EXERCISE DESCRIPTION = Retype the lines of the material below without any changes, covering all of the material and leaving out the pictures.
DATASET ROWS start
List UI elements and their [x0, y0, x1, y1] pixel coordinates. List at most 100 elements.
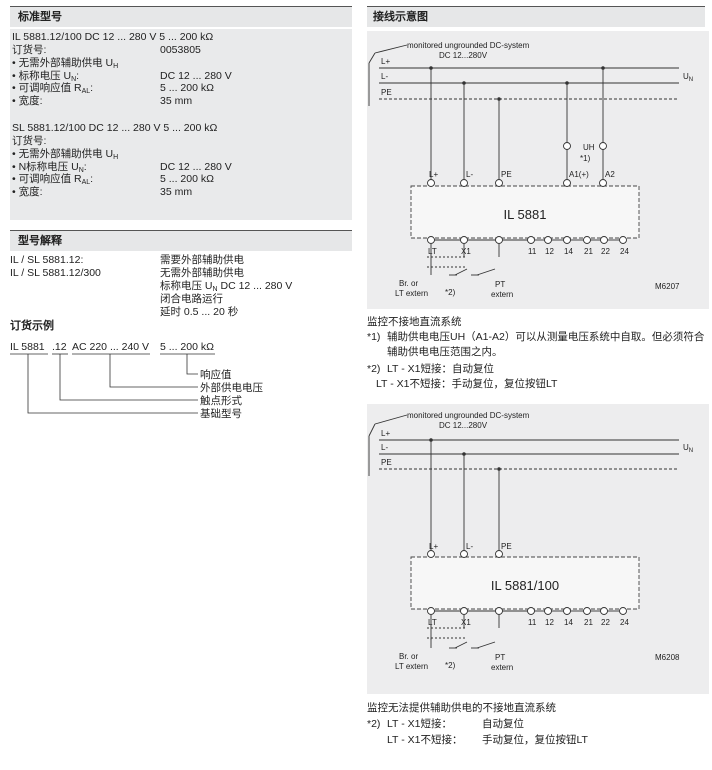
desc1-note1-a: 辅助供电电压UH（A1-A2）可以从测量电压系统中自取。但必须符合	[387, 331, 705, 343]
diag1-bottom-label-7: 21	[584, 247, 593, 256]
order-contact: .12	[52, 341, 67, 353]
wiring-diagram-2: monitored ungrounded DC-system DC 12...2…	[367, 404, 709, 694]
type-row-1-value: 需要外部辅助供电	[160, 254, 244, 266]
diag2-bottom-label-4: 11	[528, 618, 537, 627]
standard-types-box: IL 5881.12/100 DC 12 ... 280 V 5 ... 200…	[10, 29, 352, 220]
order-example-title: 订货示例	[10, 320, 54, 332]
sl-order-label: 订货号:	[12, 135, 47, 147]
order-supply: AC 220 ... 240 V	[72, 341, 149, 353]
desc2-note2-a: LT - X1短接：	[387, 718, 452, 730]
d2-ext-pt: PT	[495, 653, 505, 662]
desc1-note1-tag: *1)	[367, 331, 381, 343]
d2-ext-mark: *2)	[445, 661, 456, 670]
diag1-bottom-terminal-9	[619, 236, 627, 244]
d1-term-pe: PE	[501, 170, 512, 179]
diag1-bottom-terminal-8	[600, 236, 608, 244]
d1-un-label: UN	[683, 72, 693, 83]
diag2-bottom-label-7: 21	[584, 618, 593, 627]
diag1-bottom-label-5: 12	[545, 247, 554, 256]
d2-term-lplus: L+	[429, 542, 438, 551]
sl-item-4-value: 35 mm	[160, 185, 193, 198]
diag1-bottom-terminal-2	[460, 236, 468, 244]
standard-types-header: 标准型号	[10, 6, 352, 27]
desc2-note2-a2: 自动复位	[482, 718, 524, 730]
d1-term-lplus: L+	[429, 170, 438, 179]
sl-type-line: SL 5881.12/100 DC 12 ... 280 V 5 ... 200…	[12, 122, 218, 134]
type-row-2-key: IL / SL 5881.12/300	[10, 267, 101, 279]
diag1-bottom-terminal-1	[427, 236, 435, 244]
sl-item-3: • 可调响应值 RAL:	[12, 173, 94, 186]
diag1-bottom-terminal-3	[495, 236, 503, 244]
type-row-2-value: 无需外部辅助供电	[160, 267, 244, 279]
d1-ext-left-1: Br. or	[399, 279, 418, 288]
d2-term-lminus: L-	[466, 542, 473, 551]
diag1-bottom-terminal-6	[563, 236, 571, 244]
diag2-bottom-terminal-3	[495, 607, 503, 615]
il-item-1: • 无需外部辅助供电 UH	[12, 57, 119, 70]
order-label-response: 响应值	[200, 368, 232, 381]
diag2-bottom-terminal-9	[619, 607, 627, 615]
d1-device-label: IL 5881	[504, 207, 547, 222]
d2-ext-left-1: Br. or	[399, 652, 418, 661]
d1-term-lminus: L-	[466, 170, 473, 179]
d2-code: M6208	[655, 653, 680, 662]
d2-rail-lminus: L-	[381, 443, 388, 452]
d1-ext-left-2: LT extern	[395, 289, 428, 298]
d1-ext-pt: PT	[495, 280, 505, 289]
sl-item-2: • N标称电压 UN:	[12, 160, 87, 174]
d1-ext-right: extern	[491, 290, 513, 299]
diag2-bottom-terminal-1	[427, 607, 435, 615]
wiring-diagram-header: 接线示意图	[367, 6, 705, 27]
sl-item-3-value: 5 ... 200 kΩ	[160, 173, 214, 185]
desc1-note2-b: LT - X1不短接：手动复位，复位按钮LT	[376, 378, 558, 390]
sl-item-4: • 宽度:	[12, 185, 43, 198]
diag1-bottom-terminal-4	[527, 236, 535, 244]
diag1-bottom-label-9: 24	[620, 247, 629, 256]
il-order-number: 0053805	[160, 44, 201, 56]
d1-uh-label: UH	[583, 143, 595, 152]
d2-device-label: IL 5881/100	[491, 578, 559, 593]
order-label-base: 基础型号	[200, 407, 242, 420]
desc2-note2-b: LT - X1不短接：	[387, 734, 463, 746]
d2-range-label: DC 12...280V	[439, 421, 488, 430]
d2-rail-lplus: L+	[381, 429, 390, 438]
diag2-bottom-terminal-8	[600, 607, 608, 615]
diag1-bottom-label-6: 14	[564, 247, 573, 256]
desc1-note2-tag: *2)	[367, 363, 381, 375]
d1-code: M6207	[655, 282, 680, 291]
il-type-line: IL 5881.12/100 DC 12 ... 280 V 5 ... 200…	[12, 31, 214, 43]
d1-rail-pe: PE	[381, 88, 392, 97]
type-explanation-header: 型号解释	[10, 230, 352, 251]
desc2-note2-tag: *2)	[367, 718, 381, 730]
diag2-bottom-terminal-4	[527, 607, 535, 615]
il-item-2-value: DC 12 ... 280 V	[160, 69, 232, 82]
order-label-contact: 触点形式	[200, 394, 242, 407]
d1-ext-mark: *2)	[445, 288, 456, 297]
diag2-bottom-terminal-7	[583, 607, 591, 615]
order-response: 5 ... 200 kΩ	[160, 341, 214, 353]
d1-rail-lplus: L+	[381, 57, 390, 66]
diag2-bottom-label-1: LT	[428, 618, 437, 627]
d2-term-pe: PE	[501, 542, 512, 551]
diag2-bottom-label-2: X1	[461, 618, 471, 627]
d2-un-label: UN	[683, 443, 693, 454]
il-item-4: • 宽度:	[12, 94, 43, 107]
il-item-3: • 可调响应值 RAL:	[12, 82, 94, 95]
diag1-bottom-label-2: X1	[461, 247, 471, 256]
d1-term-a1: A1(+)	[569, 170, 589, 179]
order-label-supply: 外部供电电压	[200, 381, 263, 394]
type-row-1-key: IL / SL 5881.12:	[10, 254, 84, 266]
d2-rail-pe: PE	[381, 458, 392, 467]
il-item-4-value: 35 mm	[160, 94, 193, 107]
desc2-title: 监控无法提供辅助供电的不接地直流系统	[367, 702, 556, 714]
diag1-bottom-label-4: 11	[528, 247, 537, 256]
diag1-bottom-label-8: 22	[601, 247, 610, 256]
sl-item-2-value: DC 12 ... 280 V	[160, 160, 232, 173]
d2-system-label: monitored ungrounded DC-system	[407, 411, 530, 420]
desc1-title: 监控不接地直流系统	[367, 316, 462, 328]
type-closed-circuit: 闭合电路运行	[160, 293, 223, 305]
diag2-bottom-terminal-5	[544, 607, 552, 615]
d1-rail-lminus: L-	[381, 72, 388, 81]
order-base-type: IL 5881	[10, 341, 45, 353]
order-example-diagram: IL 5881 .12 AC 220 ... 240 V 5 ... 200 k…	[10, 341, 263, 420]
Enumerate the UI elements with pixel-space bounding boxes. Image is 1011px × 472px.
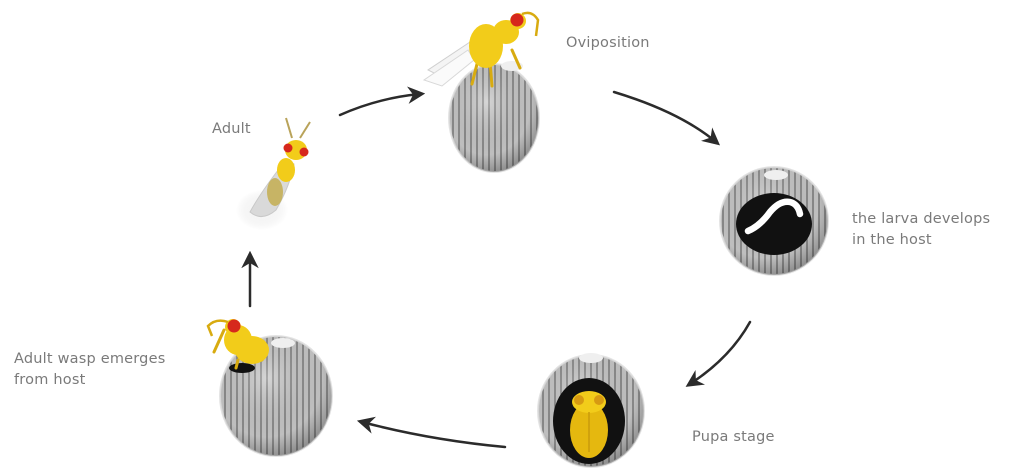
pupa-icon [570,391,608,458]
cycle-arrow-icon [690,322,750,384]
cycle-arrow-icon [362,422,505,447]
cycle-arrow-icon [340,94,420,115]
adult-label: Adult [212,119,251,140]
cycle-arrow-icon [614,92,716,142]
oviposition-label: Oviposition [566,33,650,54]
emergence-label: Adult wasp emerges from host [14,349,165,391]
emergence-label-line2: from host [14,370,165,391]
egg-host-icon [449,61,539,172]
larva-label-line1: the larva develops [852,209,990,230]
larva-label: the larva develops in the host [852,209,990,251]
pupa-label: Pupa stage [692,427,775,448]
larva-label-line2: in the host [852,230,990,251]
egg-host-icon [720,167,828,275]
wasp-icon [208,319,269,368]
emergence-label-line1: Adult wasp emerges [14,349,165,370]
DATASET ROWS end
TASK SOLUTION =
List UI elements and their [x0, y0, x1, y1] pixel coordinates. List at most 100 elements.
desc1-note1-a: 辅助供电电压UH（A1-A2）可以从测量电压系统中自取。但必须符合	[387, 331, 705, 343]
diag1-bottom-label-7: 21	[584, 247, 593, 256]
order-contact: .12	[52, 341, 67, 353]
wiring-diagram-2: monitored ungrounded DC-system DC 12...2…	[367, 404, 709, 694]
type-row-1-value: 需要外部辅助供电	[160, 254, 244, 266]
diag2-bottom-label-4: 11	[528, 618, 537, 627]
standard-types-box: IL 5881.12/100 DC 12 ... 280 V 5 ... 200…	[10, 29, 352, 220]
order-example-title: 订货示例	[10, 320, 54, 332]
sl-order-label: 订货号:	[12, 135, 47, 147]
order-supply: AC 220 ... 240 V	[72, 341, 149, 353]
desc2-note2-a: LT - X1短接：	[387, 718, 452, 730]
d2-ext-pt: PT	[495, 653, 505, 662]
desc1-note1-tag: *1)	[367, 331, 381, 343]
d2-ext-mark: *2)	[445, 661, 456, 670]
diag1-bottom-terminal-9	[619, 236, 627, 244]
d1-term-pe: PE	[501, 170, 512, 179]
diag1-bottom-terminal-8	[600, 236, 608, 244]
d1-un-label: UN	[683, 72, 693, 83]
diag2-bottom-label-7: 21	[584, 618, 593, 627]
diag1-bottom-label-5: 12	[545, 247, 554, 256]
d2-term-lplus: L+	[429, 542, 438, 551]
sl-item-4-value: 35 mm	[160, 185, 193, 198]
diag1-bottom-terminal-2	[460, 236, 468, 244]
standard-types-header: 标准型号	[10, 6, 352, 27]
desc2-note2-a2: 自动复位	[482, 718, 524, 730]
d1-term-lplus: L+	[429, 170, 438, 179]
sl-type-line: SL 5881.12/100 DC 12 ... 280 V 5 ... 200…	[12, 122, 218, 134]
type-row-2-key: IL / SL 5881.12/300	[10, 267, 101, 279]
diag1-bottom-terminal-1	[427, 236, 435, 244]
sl-item-3: • 可调响应值 RAL:	[12, 173, 94, 186]
diag1-bottom-terminal-3	[495, 236, 503, 244]
type-row-2-value: 无需外部辅助供电	[160, 267, 244, 279]
d1-ext-left-1: Br. or	[399, 279, 418, 288]
d2-term-lminus: L-	[466, 542, 473, 551]
diag1-bottom-terminal-6	[563, 236, 571, 244]
diag2-bottom-terminal-3	[495, 607, 503, 615]
il-item-1: • 无需外部辅助供电 UH	[12, 57, 119, 70]
order-label-response: 响应值	[200, 368, 232, 381]
diag2-bottom-terminal-9	[619, 607, 627, 615]
d1-device-label: IL 5881	[504, 207, 547, 222]
d2-ext-left-1: Br. or	[399, 652, 418, 661]
d1-term-lminus: L-	[466, 170, 473, 179]
d2-code: M6208	[655, 653, 680, 662]
d2-rail-lminus: L-	[381, 443, 388, 452]
d1-ext-left-2: LT extern	[395, 289, 428, 298]
d1-ext-pt: PT	[495, 280, 505, 289]
sl-item-2: • N标称电压 UN:	[12, 160, 87, 174]
d1-ext-right: extern	[491, 290, 513, 299]
diag2-bottom-terminal-1	[427, 607, 435, 615]
wiring-diagram-header: 接线示意图	[367, 6, 705, 27]
sl-item-3-value: 5 ... 200 kΩ	[160, 173, 214, 185]
desc1-note2-b: LT - X1不短接：手动复位，复位按钮LT	[376, 378, 558, 390]
sl-item-4: • 宽度:	[12, 185, 43, 198]
diag1-bottom-terminal-4	[527, 236, 535, 244]
diag1-bottom-label-9: 24	[620, 247, 629, 256]
il-order-number: 0053805	[160, 44, 201, 56]
d1-uh-label: UH	[583, 143, 595, 152]
d2-device-label: IL 5881/100	[491, 578, 559, 593]
order-label-base: 基础型号	[200, 407, 242, 420]
desc2-note2-b: LT - X1不短接：	[387, 734, 463, 746]
d2-range-label: DC 12...280V	[439, 421, 488, 430]
d2-rail-lplus: L+	[381, 429, 390, 438]
diag2-bottom-terminal-8	[600, 607, 608, 615]
diag1-bottom-label-6: 14	[564, 247, 573, 256]
desc1-note2-tag: *2)	[367, 363, 381, 375]
d1-code: M6207	[655, 282, 680, 291]
il-type-line: IL 5881.12/100 DC 12 ... 280 V 5 ... 200…	[12, 31, 214, 43]
d1-rail-pe: PE	[381, 88, 392, 97]
type-explanation-header: 型号解释	[10, 230, 352, 251]
desc2-note2-tag: *2)	[367, 718, 381, 730]
diag2-bottom-terminal-4	[527, 607, 535, 615]
il-item-2-value: DC 12 ... 280 V	[160, 69, 232, 82]
order-label-contact: 触点形式	[200, 394, 242, 407]
d1-ext-mark: *2)	[445, 288, 456, 297]
diag2-bottom-terminal-7	[583, 607, 591, 615]
order-response: 5 ... 200 kΩ	[160, 341, 214, 353]
d1-rail-lplus: L+	[381, 57, 390, 66]
diag2-bottom-label-1: LT	[428, 618, 437, 627]
d2-term-pe: PE	[501, 542, 512, 551]
diag2-bottom-label-2: X1	[461, 618, 471, 627]
d2-un-label: UN	[683, 443, 693, 454]
il-item-4: • 宽度:	[12, 94, 43, 107]
il-item-3: • 可调响应值 RAL:	[12, 82, 94, 95]
diag1-bottom-label-2: X1	[461, 247, 471, 256]
d1-term-a1: A1(+)	[569, 170, 589, 179]
order-label-supply: 外部供电电压	[200, 381, 263, 394]
type-row-1-key: IL / SL 5881.12:	[10, 254, 84, 266]
d2-rail-pe: PE	[381, 458, 392, 467]
il-item-4-value: 35 mm	[160, 94, 193, 107]
desc2-title: 监控无法提供辅助供电的不接地直流系统	[367, 702, 556, 714]
diag1-bottom-label-4: 11	[528, 247, 537, 256]
diag1-bottom-label-8: 22	[601, 247, 610, 256]
sl-item-2-value: DC 12 ... 280 V	[160, 160, 232, 173]
d2-system-label: monitored ungrounded DC-system	[407, 411, 530, 420]
desc1-title: 监控不接地直流系统	[367, 316, 462, 328]
type-closed-circuit: 闭合电路运行	[160, 293, 223, 305]
diag2-bottom-terminal-5	[544, 607, 552, 615]
d1-rail-lminus: L-	[381, 72, 388, 81]
order-base-type: IL 5881	[10, 341, 45, 353]
order-example-diagram: IL 5881 .12 AC 220 ... 240 V 5 ... 200 k…	[10, 341, 263, 420]
Enumerate the UI elements with pixel-space bounding boxes. Image is 1011px × 472px.
pupa-icon [570,391,608,458]
cycle-arrow-icon [690,322,750,384]
cycle-arrow-icon [362,422,505,447]
cycle-arrow-icon [340,94,420,115]
adult-label: Adult [212,119,251,140]
cycle-arrow-icon [614,92,716,142]
oviposition-label: Oviposition [566,33,650,54]
emergence-label: Adult wasp emerges from host [14,349,165,391]
emergence-label-line2: from host [14,370,165,391]
egg-host-icon [449,61,539,172]
larva-label-line1: the larva develops [852,209,990,230]
larva-label: the larva develops in the host [852,209,990,251]
pupa-label: Pupa stage [692,427,775,448]
larva-label-line2: in the host [852,230,990,251]
egg-host-icon [720,167,828,275]
wasp-icon [208,319,269,368]
emergence-label-line1: Adult wasp emerges [14,349,165,370]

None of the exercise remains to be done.